**Exercise directions:**
Copy out the records precisely, omitting pictures.

Stored entries:
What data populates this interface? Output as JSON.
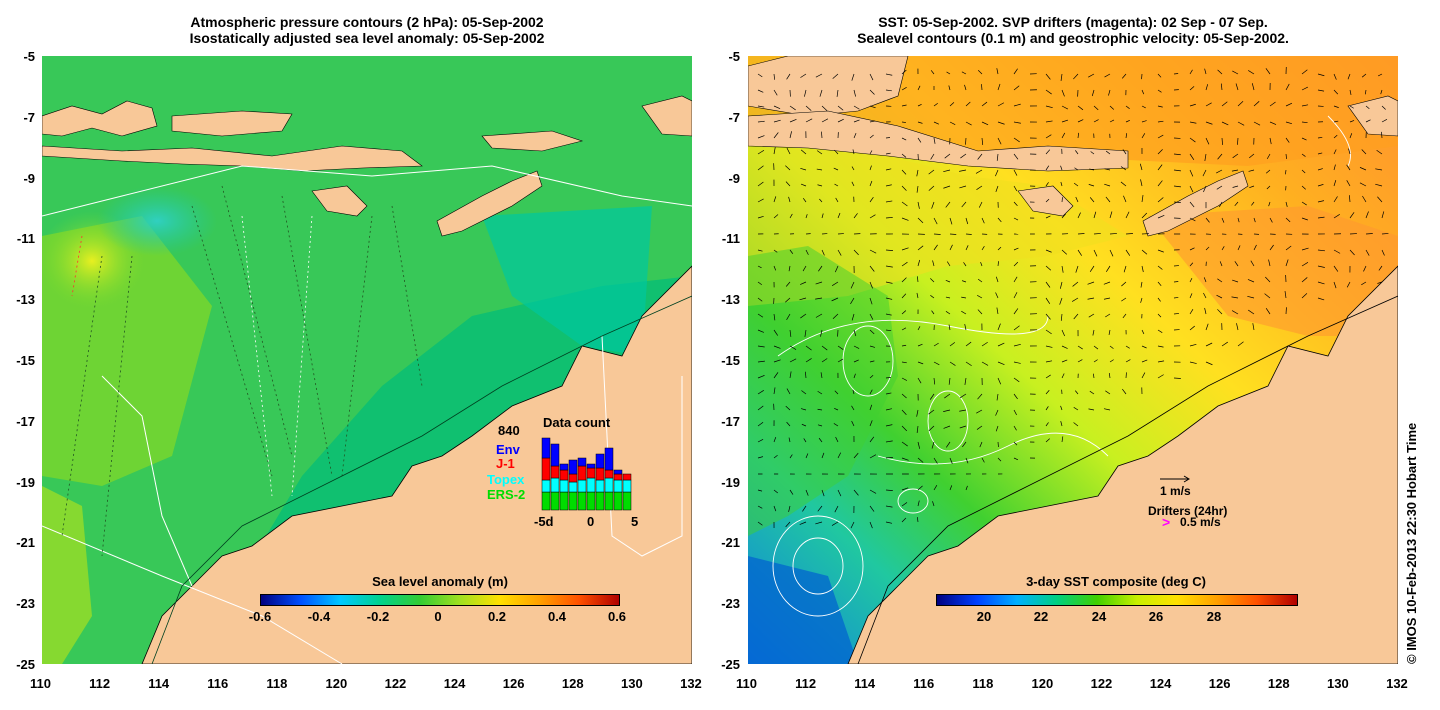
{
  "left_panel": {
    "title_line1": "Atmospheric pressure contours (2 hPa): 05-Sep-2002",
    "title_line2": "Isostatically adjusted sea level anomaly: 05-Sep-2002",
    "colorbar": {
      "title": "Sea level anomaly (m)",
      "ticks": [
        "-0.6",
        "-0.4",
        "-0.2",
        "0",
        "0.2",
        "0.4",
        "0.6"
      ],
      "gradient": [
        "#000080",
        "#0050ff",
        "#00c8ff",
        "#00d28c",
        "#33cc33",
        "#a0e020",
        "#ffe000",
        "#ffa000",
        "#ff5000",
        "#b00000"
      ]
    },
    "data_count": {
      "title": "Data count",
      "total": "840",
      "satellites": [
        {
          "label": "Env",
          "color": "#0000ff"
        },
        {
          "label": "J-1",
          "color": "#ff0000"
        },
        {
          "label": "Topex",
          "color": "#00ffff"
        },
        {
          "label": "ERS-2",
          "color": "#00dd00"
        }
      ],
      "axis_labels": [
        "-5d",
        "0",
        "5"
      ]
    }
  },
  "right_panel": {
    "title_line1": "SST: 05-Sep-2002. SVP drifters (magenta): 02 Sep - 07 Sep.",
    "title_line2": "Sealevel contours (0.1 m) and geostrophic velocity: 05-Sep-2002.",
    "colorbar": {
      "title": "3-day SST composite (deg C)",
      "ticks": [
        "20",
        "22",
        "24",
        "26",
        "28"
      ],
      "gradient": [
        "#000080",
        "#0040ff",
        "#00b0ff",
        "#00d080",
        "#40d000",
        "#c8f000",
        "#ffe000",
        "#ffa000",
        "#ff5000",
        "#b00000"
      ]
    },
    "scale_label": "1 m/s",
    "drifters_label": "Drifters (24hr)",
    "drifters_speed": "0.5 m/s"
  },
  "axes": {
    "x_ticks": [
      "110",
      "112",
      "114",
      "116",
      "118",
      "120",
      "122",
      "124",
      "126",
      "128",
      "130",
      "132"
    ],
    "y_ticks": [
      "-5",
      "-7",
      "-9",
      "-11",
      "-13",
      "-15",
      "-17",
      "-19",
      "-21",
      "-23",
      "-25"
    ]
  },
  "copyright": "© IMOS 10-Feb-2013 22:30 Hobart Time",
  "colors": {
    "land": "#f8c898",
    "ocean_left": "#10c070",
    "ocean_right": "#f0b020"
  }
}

**Complete output:**
What data populates this interface? Output as JSON.
{
  "left_panel": {
    "title_line1": "Atmospheric pressure contours (2 hPa): 05-Sep-2002",
    "title_line2": "Isostatically adjusted sea level anomaly: 05-Sep-2002",
    "colorbar": {
      "title": "Sea level anomaly (m)",
      "ticks": [
        "-0.6",
        "-0.4",
        "-0.2",
        "0",
        "0.2",
        "0.4",
        "0.6"
      ],
      "gradient": [
        "#000080",
        "#0050ff",
        "#00c8ff",
        "#00d28c",
        "#33cc33",
        "#a0e020",
        "#ffe000",
        "#ffa000",
        "#ff5000",
        "#b00000"
      ]
    },
    "data_count": {
      "title": "Data count",
      "total": "840",
      "satellites": [
        {
          "label": "Env",
          "color": "#0000ff"
        },
        {
          "label": "J-1",
          "color": "#ff0000"
        },
        {
          "label": "Topex",
          "color": "#00ffff"
        },
        {
          "label": "ERS-2",
          "color": "#00dd00"
        }
      ],
      "axis_labels": [
        "-5d",
        "0",
        "5"
      ]
    }
  },
  "right_panel": {
    "title_line1": "SST: 05-Sep-2002. SVP drifters (magenta): 02 Sep - 07 Sep.",
    "title_line2": "Sealevel contours (0.1 m) and geostrophic velocity: 05-Sep-2002.",
    "colorbar": {
      "title": "3-day SST composite (deg C)",
      "ticks": [
        "20",
        "22",
        "24",
        "26",
        "28"
      ],
      "gradient": [
        "#000080",
        "#0040ff",
        "#00b0ff",
        "#00d080",
        "#40d000",
        "#c8f000",
        "#ffe000",
        "#ffa000",
        "#ff5000",
        "#b00000"
      ]
    },
    "scale_label": "1 m/s",
    "drifters_label": "Drifters (24hr)",
    "drifters_speed": "0.5 m/s"
  },
  "axes": {
    "x_ticks": [
      "110",
      "112",
      "114",
      "116",
      "118",
      "120",
      "122",
      "124",
      "126",
      "128",
      "130",
      "132"
    ],
    "y_ticks": [
      "-5",
      "-7",
      "-9",
      "-11",
      "-13",
      "-15",
      "-17",
      "-19",
      "-21",
      "-23",
      "-25"
    ]
  },
  "copyright": "© IMOS 10-Feb-2013 22:30 Hobart Time",
  "colors": {
    "land": "#f8c898",
    "ocean_left": "#10c070",
    "ocean_right": "#f0b020"
  }
}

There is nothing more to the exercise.